■ WRITTEN EXERCISE: Using the listing below, copy every line that mentions "label".

━━━ RAW DATA

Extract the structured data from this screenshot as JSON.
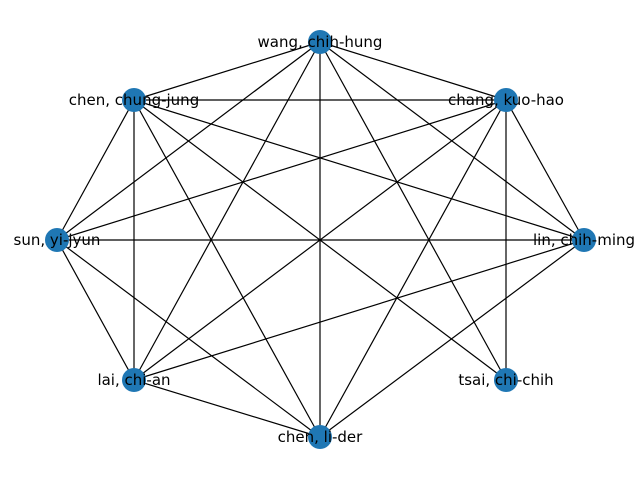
{
  "graph": {
    "node_color": "#1f77b4",
    "edge_color": "#000000",
    "nodes": [
      {
        "id": "wang",
        "label": "wang, chih-hung"
      },
      {
        "id": "chang",
        "label": "chang, kuo-hao"
      },
      {
        "id": "lin",
        "label": "lin, chih-ming"
      },
      {
        "id": "tsai",
        "label": "tsai, chi-chih"
      },
      {
        "id": "chenlider",
        "label": "chen, li-der"
      },
      {
        "id": "lai",
        "label": "lai, chi-an"
      },
      {
        "id": "sun",
        "label": "sun, yi-jyun"
      },
      {
        "id": "chenchung",
        "label": "chen, chung-jung"
      }
    ],
    "edges": [
      [
        "wang",
        "chang"
      ],
      [
        "wang",
        "lin"
      ],
      [
        "wang",
        "tsai"
      ],
      [
        "wang",
        "chenlider"
      ],
      [
        "wang",
        "lai"
      ],
      [
        "wang",
        "sun"
      ],
      [
        "wang",
        "chenchung"
      ],
      [
        "chang",
        "lin"
      ],
      [
        "chang",
        "tsai"
      ],
      [
        "chang",
        "chenlider"
      ],
      [
        "chang",
        "lai"
      ],
      [
        "chang",
        "sun"
      ],
      [
        "chang",
        "chenchung"
      ],
      [
        "lin",
        "chenlider"
      ],
      [
        "lin",
        "lai"
      ],
      [
        "lin",
        "sun"
      ],
      [
        "lin",
        "chenchung"
      ],
      [
        "chenlider",
        "lai"
      ],
      [
        "chenlider",
        "sun"
      ],
      [
        "chenlider",
        "chenchung"
      ],
      [
        "lai",
        "sun"
      ],
      [
        "lai",
        "chenchung"
      ],
      [
        "sun",
        "chenchung"
      ],
      [
        "tsai",
        "chenchung"
      ]
    ]
  }
}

━━━━━━

■ RESULT OF THIS EXERCISE:
        "label": "wang, chih-hung"
        "label": "chang, kuo-hao"
        "label": "lin, chih-ming"
        "label": "tsai, chi-chih"
        "label": "chen, li-der"
        "label": "lai, chi-an"
        "label": "sun, yi-jyun"
        "label": "chen, chung-jung"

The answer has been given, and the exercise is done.